(Figure record listings)

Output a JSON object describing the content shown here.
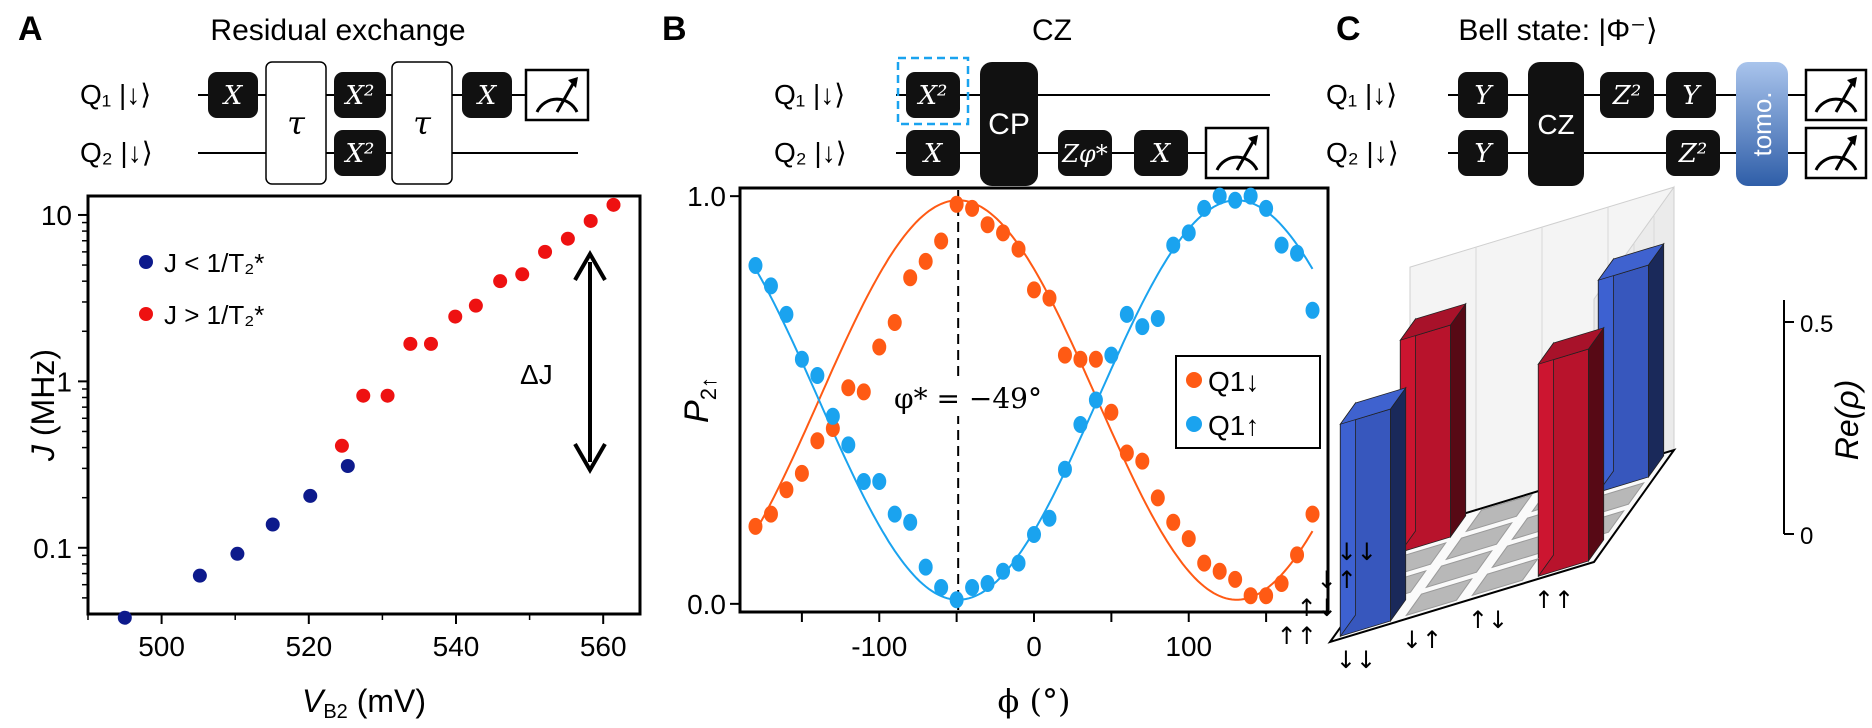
{
  "panels": {
    "A": {
      "letter": "A",
      "title": "Residual exchange",
      "circuit": {
        "q1_label": "Q₁ |↓⟩",
        "q2_label": "Q₂ |↓⟩",
        "gates_q1": [
          "X",
          "X²",
          "X"
        ],
        "gates_q2": [
          "X²"
        ],
        "tau": "τ"
      },
      "arrow_label": "ΔJ"
    },
    "B": {
      "letter": "B",
      "title": "CZ",
      "circuit": {
        "q1_label": "Q₁ |↓⟩",
        "q2_label": "Q₂ |↓⟩",
        "gate_q1": "X²",
        "gates_q2": [
          "X",
          "X"
        ],
        "cp": "CP",
        "zphi": "Zφ*"
      },
      "annotation": "φ* = −49°"
    },
    "C": {
      "letter": "C",
      "title": "Bell state: |Φ⁻⟩",
      "circuit": {
        "q1_label": "Q₁ |↓⟩",
        "q2_label": "Q₂ |↓⟩",
        "gates_q1": [
          "Y",
          "Z²",
          "Y"
        ],
        "gates_q2": [
          "Y",
          "Z²"
        ],
        "cz": "CZ",
        "tomo": "tomo."
      },
      "zlabel": "Re(ρ)",
      "zticks": [
        "0",
        "0.5"
      ],
      "basis_x": [
        "↓↓",
        "↓↑",
        "↑↓",
        "↑↑"
      ],
      "basis_y": [
        "↓↓",
        "↓↑",
        "↑↓",
        "↑↑"
      ]
    }
  },
  "colors": {
    "navy": "#0d1a8c",
    "red": "#ee1111",
    "orange": "#ff5a14",
    "cyan": "#1aa3ef",
    "gate": "#111111",
    "tomo": "#3f6fbf"
  },
  "chart_data": [
    {
      "type": "scatter",
      "xlabel": "V_B2 (mV)",
      "ylabel": "J (MHz)",
      "yscale": "log",
      "xlim": [
        490,
        565
      ],
      "ylim": [
        0.04,
        13
      ],
      "xticks": [
        "500",
        "520",
        "540",
        "560"
      ],
      "yticks": [
        "0.1",
        "1",
        "10"
      ],
      "legend_position": "top-left",
      "series": [
        {
          "name": "J < 1/T₂*",
          "color": "#0d1a8c",
          "x": [
            495.0,
            505.2,
            510.3,
            515.1,
            520.2,
            525.3
          ],
          "y": [
            0.038,
            0.068,
            0.092,
            0.138,
            0.205,
            0.31
          ]
        },
        {
          "name": "J > 1/T₂*",
          "color": "#ee1111",
          "x": [
            524.5,
            527.4,
            530.7,
            533.8,
            536.6,
            539.9,
            542.7,
            546.0,
            549.0,
            552.1,
            555.2,
            558.3,
            561.4
          ],
          "y": [
            0.41,
            0.82,
            0.82,
            1.68,
            1.68,
            2.45,
            2.85,
            4.0,
            4.4,
            6.0,
            7.2,
            9.2,
            11.5
          ]
        }
      ]
    },
    {
      "type": "scatter",
      "xlabel": "ϕ (°)",
      "ylabel": "P₂↑",
      "xlim": [
        -190,
        190
      ],
      "ylim": [
        -0.02,
        1.02
      ],
      "xticks": [
        "-100",
        "0",
        "100"
      ],
      "yticks": [
        "0.0",
        "1.0"
      ],
      "legend_position": "right",
      "series": [
        {
          "name": "Q1↓",
          "color": "#ff5a14",
          "x": [
            -180,
            -170,
            -160,
            -150,
            -140,
            -130,
            -120,
            -110,
            -100,
            -90,
            -80,
            -70,
            -60,
            -50,
            -40,
            -30,
            -20,
            -10,
            0,
            10,
            20,
            30,
            40,
            50,
            60,
            70,
            80,
            90,
            100,
            110,
            120,
            130,
            140,
            150,
            160,
            170,
            180
          ],
          "y": [
            0.19,
            0.22,
            0.28,
            0.32,
            0.4,
            0.43,
            0.53,
            0.52,
            0.63,
            0.69,
            0.8,
            0.84,
            0.89,
            0.98,
            0.97,
            0.93,
            0.91,
            0.87,
            0.77,
            0.75,
            0.61,
            0.6,
            0.6,
            0.47,
            0.37,
            0.35,
            0.26,
            0.2,
            0.16,
            0.1,
            0.08,
            0.06,
            0.02,
            0.02,
            0.05,
            0.12,
            0.22
          ]
        },
        {
          "name": "Q1↑",
          "color": "#1aa3ef",
          "x": [
            -180,
            -170,
            -160,
            -150,
            -140,
            -130,
            -120,
            -110,
            -100,
            -90,
            -80,
            -70,
            -60,
            -50,
            -40,
            -30,
            -20,
            -10,
            0,
            10,
            20,
            30,
            40,
            50,
            60,
            70,
            80,
            90,
            100,
            110,
            120,
            130,
            140,
            150,
            160,
            170,
            180
          ],
          "y": [
            0.83,
            0.78,
            0.71,
            0.6,
            0.56,
            0.46,
            0.39,
            0.3,
            0.3,
            0.22,
            0.2,
            0.09,
            0.04,
            0.01,
            0.04,
            0.05,
            0.08,
            0.1,
            0.17,
            0.21,
            0.33,
            0.44,
            0.5,
            0.61,
            0.71,
            0.68,
            0.7,
            0.88,
            0.91,
            0.97,
            1.0,
            0.99,
            1.0,
            0.97,
            0.88,
            0.86,
            0.72
          ]
        }
      ]
    },
    {
      "type": "bar3d",
      "zlabel": "Re(ρ)",
      "zlim": [
        0,
        0.5
      ],
      "rows": [
        "↓↓",
        "↓↑",
        "↑↓",
        "↑↑"
      ],
      "cols": [
        "↓↓",
        "↓↑",
        "↑↓",
        "↑↑"
      ],
      "values": [
        [
          0.5,
          0,
          0,
          -0.5
        ],
        [
          0,
          0,
          0,
          0
        ],
        [
          0,
          0,
          0,
          0
        ],
        [
          -0.5,
          0,
          0,
          0.5
        ]
      ]
    }
  ]
}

→ Directive: Make an exact reproduction of the listing above, without any pictures.

→ Output:
Output a JSON object describing the content shown here.
{
  "panels": {
    "A": {
      "letter": "A",
      "title": "Residual exchange",
      "circuit": {
        "q1_label": "Q₁ |↓⟩",
        "q2_label": "Q₂ |↓⟩",
        "gates_q1": [
          "X",
          "X²",
          "X"
        ],
        "gates_q2": [
          "X²"
        ],
        "tau": "τ"
      },
      "arrow_label": "ΔJ"
    },
    "B": {
      "letter": "B",
      "title": "CZ",
      "circuit": {
        "q1_label": "Q₁ |↓⟩",
        "q2_label": "Q₂ |↓⟩",
        "gate_q1": "X²",
        "gates_q2": [
          "X",
          "X"
        ],
        "cp": "CP",
        "zphi": "Zφ*"
      },
      "annotation": "φ* = −49°"
    },
    "C": {
      "letter": "C",
      "title": "Bell state: |Φ⁻⟩",
      "circuit": {
        "q1_label": "Q₁ |↓⟩",
        "q2_label": "Q₂ |↓⟩",
        "gates_q1": [
          "Y",
          "Z²",
          "Y"
        ],
        "gates_q2": [
          "Y",
          "Z²"
        ],
        "cz": "CZ",
        "tomo": "tomo."
      },
      "zlabel": "Re(ρ)",
      "zticks": [
        "0",
        "0.5"
      ],
      "basis_x": [
        "↓↓",
        "↓↑",
        "↑↓",
        "↑↑"
      ],
      "basis_y": [
        "↓↓",
        "↓↑",
        "↑↓",
        "↑↑"
      ]
    }
  },
  "colors": {
    "navy": "#0d1a8c",
    "red": "#ee1111",
    "orange": "#ff5a14",
    "cyan": "#1aa3ef",
    "gate": "#111111",
    "tomo": "#3f6fbf"
  },
  "chart_data": [
    {
      "type": "scatter",
      "xlabel": "V_B2 (mV)",
      "ylabel": "J (MHz)",
      "yscale": "log",
      "xlim": [
        490,
        565
      ],
      "ylim": [
        0.04,
        13
      ],
      "xticks": [
        "500",
        "520",
        "540",
        "560"
      ],
      "yticks": [
        "0.1",
        "1",
        "10"
      ],
      "legend_position": "top-left",
      "series": [
        {
          "name": "J < 1/T₂*",
          "color": "#0d1a8c",
          "x": [
            495.0,
            505.2,
            510.3,
            515.1,
            520.2,
            525.3
          ],
          "y": [
            0.038,
            0.068,
            0.092,
            0.138,
            0.205,
            0.31
          ]
        },
        {
          "name": "J > 1/T₂*",
          "color": "#ee1111",
          "x": [
            524.5,
            527.4,
            530.7,
            533.8,
            536.6,
            539.9,
            542.7,
            546.0,
            549.0,
            552.1,
            555.2,
            558.3,
            561.4
          ],
          "y": [
            0.41,
            0.82,
            0.82,
            1.68,
            1.68,
            2.45,
            2.85,
            4.0,
            4.4,
            6.0,
            7.2,
            9.2,
            11.5
          ]
        }
      ]
    },
    {
      "type": "scatter",
      "xlabel": "ϕ (°)",
      "ylabel": "P₂↑",
      "xlim": [
        -190,
        190
      ],
      "ylim": [
        -0.02,
        1.02
      ],
      "xticks": [
        "-100",
        "0",
        "100"
      ],
      "yticks": [
        "0.0",
        "1.0"
      ],
      "legend_position": "right",
      "series": [
        {
          "name": "Q1↓",
          "color": "#ff5a14",
          "x": [
            -180,
            -170,
            -160,
            -150,
            -140,
            -130,
            -120,
            -110,
            -100,
            -90,
            -80,
            -70,
            -60,
            -50,
            -40,
            -30,
            -20,
            -10,
            0,
            10,
            20,
            30,
            40,
            50,
            60,
            70,
            80,
            90,
            100,
            110,
            120,
            130,
            140,
            150,
            160,
            170,
            180
          ],
          "y": [
            0.19,
            0.22,
            0.28,
            0.32,
            0.4,
            0.43,
            0.53,
            0.52,
            0.63,
            0.69,
            0.8,
            0.84,
            0.89,
            0.98,
            0.97,
            0.93,
            0.91,
            0.87,
            0.77,
            0.75,
            0.61,
            0.6,
            0.6,
            0.47,
            0.37,
            0.35,
            0.26,
            0.2,
            0.16,
            0.1,
            0.08,
            0.06,
            0.02,
            0.02,
            0.05,
            0.12,
            0.22
          ]
        },
        {
          "name": "Q1↑",
          "color": "#1aa3ef",
          "x": [
            -180,
            -170,
            -160,
            -150,
            -140,
            -130,
            -120,
            -110,
            -100,
            -90,
            -80,
            -70,
            -60,
            -50,
            -40,
            -30,
            -20,
            -10,
            0,
            10,
            20,
            30,
            40,
            50,
            60,
            70,
            80,
            90,
            100,
            110,
            120,
            130,
            140,
            150,
            160,
            170,
            180
          ],
          "y": [
            0.83,
            0.78,
            0.71,
            0.6,
            0.56,
            0.46,
            0.39,
            0.3,
            0.3,
            0.22,
            0.2,
            0.09,
            0.04,
            0.01,
            0.04,
            0.05,
            0.08,
            0.1,
            0.17,
            0.21,
            0.33,
            0.44,
            0.5,
            0.61,
            0.71,
            0.68,
            0.7,
            0.88,
            0.91,
            0.97,
            1.0,
            0.99,
            1.0,
            0.97,
            0.88,
            0.86,
            0.72
          ]
        }
      ]
    },
    {
      "type": "bar3d",
      "zlabel": "Re(ρ)",
      "zlim": [
        0,
        0.5
      ],
      "rows": [
        "↓↓",
        "↓↑",
        "↑↓",
        "↑↑"
      ],
      "cols": [
        "↓↓",
        "↓↑",
        "↑↓",
        "↑↑"
      ],
      "values": [
        [
          0.5,
          0,
          0,
          -0.5
        ],
        [
          0,
          0,
          0,
          0
        ],
        [
          0,
          0,
          0,
          0
        ],
        [
          -0.5,
          0,
          0,
          0.5
        ]
      ]
    }
  ]
}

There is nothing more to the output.